EXERCISE AIM -
Reproduce each record exactly.
---------- MATERIAL FOR THE TASK
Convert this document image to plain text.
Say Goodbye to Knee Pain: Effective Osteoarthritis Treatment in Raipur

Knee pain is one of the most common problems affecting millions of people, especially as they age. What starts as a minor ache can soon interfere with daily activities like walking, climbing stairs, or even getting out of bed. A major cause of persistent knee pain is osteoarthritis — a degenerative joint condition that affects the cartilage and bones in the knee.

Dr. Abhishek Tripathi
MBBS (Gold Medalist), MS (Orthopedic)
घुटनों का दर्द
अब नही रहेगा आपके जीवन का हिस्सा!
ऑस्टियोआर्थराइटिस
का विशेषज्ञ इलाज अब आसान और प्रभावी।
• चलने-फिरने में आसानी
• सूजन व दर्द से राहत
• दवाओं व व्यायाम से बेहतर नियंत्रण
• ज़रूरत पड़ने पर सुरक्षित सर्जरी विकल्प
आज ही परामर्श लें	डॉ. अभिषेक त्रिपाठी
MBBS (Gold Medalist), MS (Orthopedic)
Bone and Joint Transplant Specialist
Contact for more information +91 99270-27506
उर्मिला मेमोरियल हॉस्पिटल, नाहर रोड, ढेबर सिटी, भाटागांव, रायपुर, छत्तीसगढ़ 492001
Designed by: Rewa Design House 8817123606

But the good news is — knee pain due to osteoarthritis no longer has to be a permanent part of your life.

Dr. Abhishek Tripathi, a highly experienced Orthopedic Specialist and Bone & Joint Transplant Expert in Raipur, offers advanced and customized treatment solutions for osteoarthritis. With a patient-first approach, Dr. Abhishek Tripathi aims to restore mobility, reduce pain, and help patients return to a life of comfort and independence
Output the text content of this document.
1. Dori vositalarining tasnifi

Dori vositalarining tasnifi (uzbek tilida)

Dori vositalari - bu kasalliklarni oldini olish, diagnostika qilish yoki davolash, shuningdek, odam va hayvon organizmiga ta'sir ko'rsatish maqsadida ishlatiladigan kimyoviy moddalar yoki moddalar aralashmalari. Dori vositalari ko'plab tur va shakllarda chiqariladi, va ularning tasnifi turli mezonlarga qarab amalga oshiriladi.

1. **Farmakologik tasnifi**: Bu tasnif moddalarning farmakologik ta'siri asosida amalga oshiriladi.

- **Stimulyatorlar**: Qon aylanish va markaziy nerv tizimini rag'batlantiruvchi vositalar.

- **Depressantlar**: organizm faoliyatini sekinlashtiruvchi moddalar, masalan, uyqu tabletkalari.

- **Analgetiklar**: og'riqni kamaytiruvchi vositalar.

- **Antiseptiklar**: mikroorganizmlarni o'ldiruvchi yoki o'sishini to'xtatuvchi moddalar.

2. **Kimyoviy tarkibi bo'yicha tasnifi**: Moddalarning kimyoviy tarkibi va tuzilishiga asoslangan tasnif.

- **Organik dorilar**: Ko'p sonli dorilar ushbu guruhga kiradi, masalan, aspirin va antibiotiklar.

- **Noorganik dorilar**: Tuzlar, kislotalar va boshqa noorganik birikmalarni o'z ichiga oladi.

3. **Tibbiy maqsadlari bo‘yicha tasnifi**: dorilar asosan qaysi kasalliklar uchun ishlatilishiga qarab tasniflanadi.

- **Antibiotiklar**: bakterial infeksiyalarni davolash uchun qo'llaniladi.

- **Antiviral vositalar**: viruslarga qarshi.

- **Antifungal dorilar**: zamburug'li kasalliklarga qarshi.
--------------------
RESPONSE BOX -
Convert this document image to plain text.
Say Goodbye to Knee Pain: Effective Osteoarthritis Treatment in Raipur

Knee pain is one of the most common problems affecting millions of people, especially as they age. What starts as a minor ache can soon interfere with daily activities like walking, climbing stairs, or even getting out of bed. A major cause of persistent knee pain is osteoarthritis — a degenerative joint condition that affects the cartilage and bones in the knee.

Dr. Abhishek Tripathi
MBBS (Gold Medalist), MS (Orthopedic)
घुटनों का दर्द
अब नही रहेगा आपके जीवन का हिस्सा!
ऑस्टियोआर्थराइटिस
का विशेषज्ञ इलाज अब आसान और प्रभावी।
• चलने-फिरने में आसानी
• सूजन व दर्द से राहत
• दवाओं व व्यायाम से बेहतर नियंत्रण
• ज़रूरत पड़ने पर सुरक्षित सर्जरी विकल्प
आज ही परामर्श लें	डॉ. अभिषेक त्रिपाठी
MBBS (Gold Medalist), MS (Orthopedic)
Bone and Joint Transplant Specialist
Contact for more information +91 99270-27506
उर्मिला मेमोरियल हॉस्पिटल, नाहर रोड, ढेबर सिटी, भाटागांव, रायपुर, छत्तीसगढ़ 492001
Designed by: Rewa Design House 8817123606

But the good news is — knee pain due to osteoarthritis no longer has to be a permanent part of your life.

Dr. Abhishek Tripathi, a highly experienced Orthopedic Specialist and Bone & Joint Transplant Expert in Raipur, offers advanced and customized treatment solutions for osteoarthritis. With a patient-first approach, Dr. Abhishek Tripathi aims to restore mobility, reduce pain, and help patients return to a life of comfort and independence
Output the text content of this document.
1. Dori vositalarining tasnifi

Dori vositalarining tasnifi (uzbek tilida)

Dori vositalari - bu kasalliklarni oldini olish, diagnostika qilish yoki davolash, shuningdek, odam va hayvon organizmiga ta'sir ko'rsatish maqsadida ishlatiladigan kimyoviy moddalar yoki moddalar aralashmalari. Dori vositalari ko'plab tur va shakllarda chiqariladi, va ularning tasnifi turli mezonlarga qarab amalga oshiriladi.

1. **Farmakologik tasnifi**: Bu tasnif moddalarning farmakologik ta'siri asosida amalga oshiriladi.

- **Stimulyatorlar**: Qon aylanish va markaziy nerv tizimini rag'batlantiruvchi vositalar.

- **Depressantlar**: organizm faoliyatini sekinlashtiruvchi moddalar, masalan, uyqu tabletkalari.

- **Analgetiklar**: og'riqni kamaytiruvchi vositalar.

- **Antiseptiklar**: mikroorganizmlarni o'ldiruvchi yoki o'sishini to'xtatuvchi moddalar.

2. **Kimyoviy tarkibi bo'yicha tasnifi**: Moddalarning kimyoviy tarkibi va tuzilishiga asoslangan tasnif.

- **Organik dorilar**: Ko'p sonli dorilar ushbu guruhga kiradi, masalan, aspirin va antibiotiklar.

- **Noorganik dorilar**: Tuzlar, kislotalar va boshqa noorganik birikmalarni o'z ichiga oladi.

3. **Tibbiy maqsadlari bo‘yicha tasnifi**: dorilar asosan qaysi kasalliklar uchun ishlatilishiga qarab tasniflanadi.

- **Antibiotiklar**: bakterial infeksiyalarni davolash uchun qo'llaniladi.

- **Antiviral vositalar**: viruslarga qarshi.

- **Antifungal dorilar**: zamburug'li kasalliklarga qarshi.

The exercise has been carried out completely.